start DATA EXTRACT

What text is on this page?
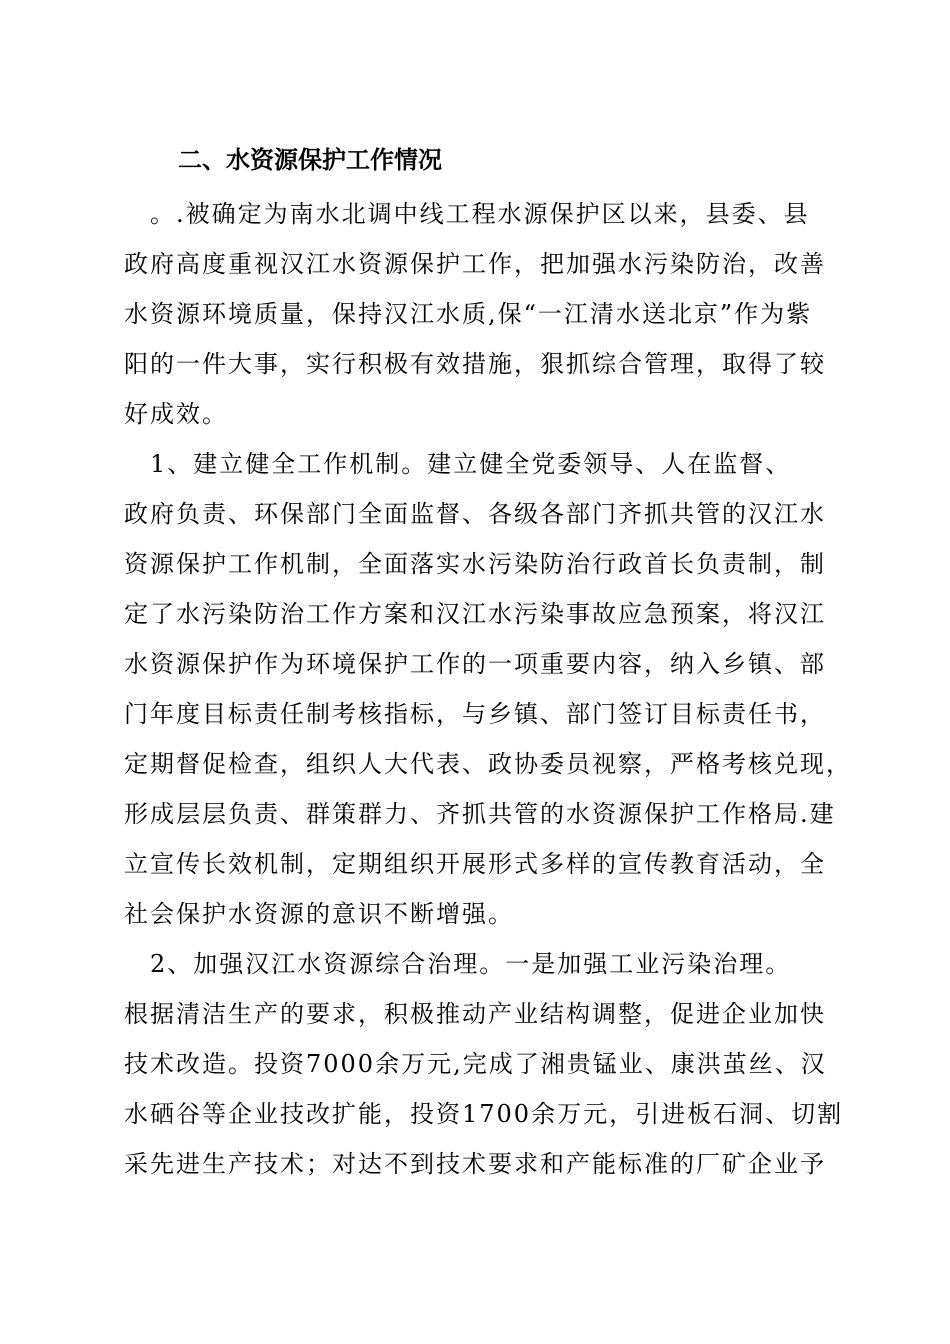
二、水资源保护工作情况
　。.被确定为南水北调中线工程水源保护区以来，县委、县
政府高度重视汉江水资源保护工作，把加强水污染防治，改善
水资源环境质量，保持汉江水质,保“一江清水送北京”作为紫
阳的一件大事，实行积极有效措施，狠抓综合管理，取得了较
好成效。
　1、建立健全工作机制。建立健全党委领导、人在监督、
政府负责、环保部门全面监督、各级各部门齐抓共管的汉江水
资源保护工作机制，全面落实水污染防治行政首长负责制，制
定了水污染防治工作方案和汉江水污染事故应急预案，将汉江
水资源保护作为环境保护工作的一项重要内容，纳入乡镇、部
门年度目标责任制考核指标，与乡镇、部门签订目标责任书，
定期督促检查，组织人大代表、政协委员视察，严格考核兑现，
形成层层负责、群策群力、齐抓共管的水资源保护工作格局.建
立宣传长效机制，定期组织开展形式多样的宣传教育活动，全
社会保护水资源的意识不断增强。
　2、加强汉江水资源综合治理。一是加强工业污染治理。
根据清洁生产的要求，积极推动产业结构调整，促进企业加快
技术改造。投资7000余万元,完成了湘贵锰业、康洪茧丝、汉
水硒谷等企业技改扩能，投资1700余万元，引进板石洞、切割
采先进生产技术；对达不到技术要求和产能标准的厂矿企业予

end DATA EXTRACT

• **SET PROBLEM**
Quote the listing above in full, except for the pictures.

• **RESULT OF THIS TASK**
What text is on this page?
二、水资源保护工作情况
　。.被确定为南水北调中线工程水源保护区以来，县委、县
政府高度重视汉江水资源保护工作，把加强水污染防治，改善
水资源环境质量，保持汉江水质,保“一江清水送北京”作为紫
阳的一件大事，实行积极有效措施，狠抓综合管理，取得了较
好成效。
　1、建立健全工作机制。建立健全党委领导、人在监督、
政府负责、环保部门全面监督、各级各部门齐抓共管的汉江水
资源保护工作机制，全面落实水污染防治行政首长负责制，制
定了水污染防治工作方案和汉江水污染事故应急预案，将汉江
水资源保护作为环境保护工作的一项重要内容，纳入乡镇、部
门年度目标责任制考核指标，与乡镇、部门签订目标责任书，
定期督促检查，组织人大代表、政协委员视察，严格考核兑现，
形成层层负责、群策群力、齐抓共管的水资源保护工作格局.建
立宣传长效机制，定期组织开展形式多样的宣传教育活动，全
社会保护水资源的意识不断增强。
　2、加强汉江水资源综合治理。一是加强工业污染治理。
根据清洁生产的要求，积极推动产业结构调整，促进企业加快
技术改造。投资7000余万元,完成了湘贵锰业、康洪茧丝、汉
水硒谷等企业技改扩能，投资1700余万元，引进板石洞、切割
采先进生产技术；对达不到技术要求和产能标准的厂矿企业予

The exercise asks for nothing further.